◆ **WHAT YOU HAVE TO DO**
Keep every line where the word "legend" appears; drop the rest.

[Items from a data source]
____

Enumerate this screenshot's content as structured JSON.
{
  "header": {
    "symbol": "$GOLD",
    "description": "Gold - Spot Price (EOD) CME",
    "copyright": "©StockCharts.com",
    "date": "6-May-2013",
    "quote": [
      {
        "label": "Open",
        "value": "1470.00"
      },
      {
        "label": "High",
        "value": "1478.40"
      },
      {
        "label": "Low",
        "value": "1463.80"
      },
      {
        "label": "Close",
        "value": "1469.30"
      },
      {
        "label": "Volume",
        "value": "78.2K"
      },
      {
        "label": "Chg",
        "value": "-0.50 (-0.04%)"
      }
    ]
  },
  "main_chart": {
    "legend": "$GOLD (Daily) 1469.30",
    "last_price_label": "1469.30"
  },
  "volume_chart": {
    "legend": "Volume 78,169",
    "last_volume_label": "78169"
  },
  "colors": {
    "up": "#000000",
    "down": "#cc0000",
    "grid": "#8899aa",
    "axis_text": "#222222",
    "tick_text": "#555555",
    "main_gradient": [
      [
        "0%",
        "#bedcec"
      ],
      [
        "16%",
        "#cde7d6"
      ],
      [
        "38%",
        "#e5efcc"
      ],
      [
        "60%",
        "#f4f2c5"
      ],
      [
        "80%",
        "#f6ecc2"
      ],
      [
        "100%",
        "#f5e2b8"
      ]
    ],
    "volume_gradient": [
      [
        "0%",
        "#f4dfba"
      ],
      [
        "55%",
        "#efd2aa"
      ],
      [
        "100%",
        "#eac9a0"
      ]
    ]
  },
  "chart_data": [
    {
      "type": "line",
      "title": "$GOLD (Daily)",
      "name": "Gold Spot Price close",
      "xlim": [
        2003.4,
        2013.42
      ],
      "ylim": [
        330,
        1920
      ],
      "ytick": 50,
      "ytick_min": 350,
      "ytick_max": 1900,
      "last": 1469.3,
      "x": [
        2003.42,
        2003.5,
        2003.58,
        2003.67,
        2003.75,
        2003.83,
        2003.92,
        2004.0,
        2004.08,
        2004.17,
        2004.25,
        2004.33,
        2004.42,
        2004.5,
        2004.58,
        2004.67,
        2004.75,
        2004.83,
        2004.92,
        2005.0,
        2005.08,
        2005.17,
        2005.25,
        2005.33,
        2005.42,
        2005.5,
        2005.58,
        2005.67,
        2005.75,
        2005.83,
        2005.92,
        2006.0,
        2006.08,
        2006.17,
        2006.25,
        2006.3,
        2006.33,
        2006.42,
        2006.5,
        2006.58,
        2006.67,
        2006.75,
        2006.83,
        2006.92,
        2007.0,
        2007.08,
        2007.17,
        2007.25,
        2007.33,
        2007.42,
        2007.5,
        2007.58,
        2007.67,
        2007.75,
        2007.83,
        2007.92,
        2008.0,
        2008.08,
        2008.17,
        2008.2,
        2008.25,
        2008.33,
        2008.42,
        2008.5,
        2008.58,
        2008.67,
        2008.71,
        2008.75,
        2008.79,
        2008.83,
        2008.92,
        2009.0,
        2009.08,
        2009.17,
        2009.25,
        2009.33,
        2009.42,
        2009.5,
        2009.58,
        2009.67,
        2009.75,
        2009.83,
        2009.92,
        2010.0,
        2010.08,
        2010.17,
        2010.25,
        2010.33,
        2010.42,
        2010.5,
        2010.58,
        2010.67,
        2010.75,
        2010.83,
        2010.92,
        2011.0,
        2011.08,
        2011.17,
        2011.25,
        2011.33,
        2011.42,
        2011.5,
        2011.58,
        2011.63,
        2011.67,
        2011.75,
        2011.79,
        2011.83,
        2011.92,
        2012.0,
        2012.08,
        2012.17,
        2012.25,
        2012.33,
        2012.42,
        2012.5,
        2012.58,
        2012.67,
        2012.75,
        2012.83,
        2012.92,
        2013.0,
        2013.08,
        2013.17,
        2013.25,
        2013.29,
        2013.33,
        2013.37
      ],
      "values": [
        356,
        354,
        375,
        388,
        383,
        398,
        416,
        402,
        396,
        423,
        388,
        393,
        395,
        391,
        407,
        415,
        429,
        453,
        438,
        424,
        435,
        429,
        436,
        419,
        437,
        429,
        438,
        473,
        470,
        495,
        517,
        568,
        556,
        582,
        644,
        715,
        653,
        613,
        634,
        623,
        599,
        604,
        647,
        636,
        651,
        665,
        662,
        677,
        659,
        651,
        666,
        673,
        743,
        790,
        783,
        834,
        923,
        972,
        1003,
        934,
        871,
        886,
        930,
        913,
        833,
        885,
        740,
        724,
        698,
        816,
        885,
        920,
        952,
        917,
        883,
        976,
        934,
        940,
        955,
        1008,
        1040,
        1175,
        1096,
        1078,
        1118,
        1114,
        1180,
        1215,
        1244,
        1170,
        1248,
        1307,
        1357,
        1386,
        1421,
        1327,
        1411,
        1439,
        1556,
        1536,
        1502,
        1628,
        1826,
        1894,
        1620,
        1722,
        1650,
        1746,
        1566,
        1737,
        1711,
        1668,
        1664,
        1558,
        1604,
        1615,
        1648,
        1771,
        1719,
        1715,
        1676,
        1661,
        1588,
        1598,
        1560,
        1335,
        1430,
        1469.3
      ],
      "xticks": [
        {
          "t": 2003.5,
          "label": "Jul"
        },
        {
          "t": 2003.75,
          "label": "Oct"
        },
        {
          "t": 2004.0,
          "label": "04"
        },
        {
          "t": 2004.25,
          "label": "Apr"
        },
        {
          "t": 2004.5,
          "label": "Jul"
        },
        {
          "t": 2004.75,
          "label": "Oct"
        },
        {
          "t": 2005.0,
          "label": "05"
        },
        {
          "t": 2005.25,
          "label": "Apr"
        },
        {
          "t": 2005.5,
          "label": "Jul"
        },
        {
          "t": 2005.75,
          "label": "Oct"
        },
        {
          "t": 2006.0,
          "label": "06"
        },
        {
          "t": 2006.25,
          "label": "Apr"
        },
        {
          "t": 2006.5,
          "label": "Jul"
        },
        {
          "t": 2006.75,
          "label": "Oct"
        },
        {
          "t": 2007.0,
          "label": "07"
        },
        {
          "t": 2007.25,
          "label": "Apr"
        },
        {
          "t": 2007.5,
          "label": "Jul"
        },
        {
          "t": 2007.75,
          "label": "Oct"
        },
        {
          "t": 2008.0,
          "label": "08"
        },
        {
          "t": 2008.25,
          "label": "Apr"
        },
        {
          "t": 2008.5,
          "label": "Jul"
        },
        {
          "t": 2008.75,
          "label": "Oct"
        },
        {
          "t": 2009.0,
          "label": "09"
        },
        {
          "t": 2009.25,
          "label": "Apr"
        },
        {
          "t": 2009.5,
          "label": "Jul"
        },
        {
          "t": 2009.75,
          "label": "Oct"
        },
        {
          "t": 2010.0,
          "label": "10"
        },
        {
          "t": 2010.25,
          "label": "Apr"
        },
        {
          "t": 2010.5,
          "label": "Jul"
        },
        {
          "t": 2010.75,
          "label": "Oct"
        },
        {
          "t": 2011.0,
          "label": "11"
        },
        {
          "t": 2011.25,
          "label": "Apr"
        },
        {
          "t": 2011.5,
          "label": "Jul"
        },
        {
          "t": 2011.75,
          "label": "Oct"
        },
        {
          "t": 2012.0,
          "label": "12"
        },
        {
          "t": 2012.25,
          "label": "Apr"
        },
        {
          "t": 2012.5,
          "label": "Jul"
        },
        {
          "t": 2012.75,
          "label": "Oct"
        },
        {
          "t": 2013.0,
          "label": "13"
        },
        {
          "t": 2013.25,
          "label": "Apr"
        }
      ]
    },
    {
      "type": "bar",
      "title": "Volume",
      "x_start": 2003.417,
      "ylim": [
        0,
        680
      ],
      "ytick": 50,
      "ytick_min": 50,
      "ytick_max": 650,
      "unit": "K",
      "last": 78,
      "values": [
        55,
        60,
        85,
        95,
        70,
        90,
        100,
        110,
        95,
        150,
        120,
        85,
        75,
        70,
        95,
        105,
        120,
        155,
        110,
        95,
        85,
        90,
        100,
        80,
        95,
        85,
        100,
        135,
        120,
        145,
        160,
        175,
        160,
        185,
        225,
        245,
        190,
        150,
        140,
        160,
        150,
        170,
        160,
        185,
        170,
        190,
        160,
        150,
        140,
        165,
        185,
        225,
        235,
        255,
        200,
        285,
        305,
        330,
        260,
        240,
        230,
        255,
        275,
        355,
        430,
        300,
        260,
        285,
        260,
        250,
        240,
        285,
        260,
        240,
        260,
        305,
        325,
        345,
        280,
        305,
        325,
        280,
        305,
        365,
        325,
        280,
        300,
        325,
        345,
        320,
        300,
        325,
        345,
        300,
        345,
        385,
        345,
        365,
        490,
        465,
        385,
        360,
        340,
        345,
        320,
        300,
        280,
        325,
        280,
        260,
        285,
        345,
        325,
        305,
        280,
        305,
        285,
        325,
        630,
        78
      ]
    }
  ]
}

____

◆ **FULL SOLUTION**
    "legend": "$GOLD (Daily) 1469.30",
    "legend": "Volume 78,169",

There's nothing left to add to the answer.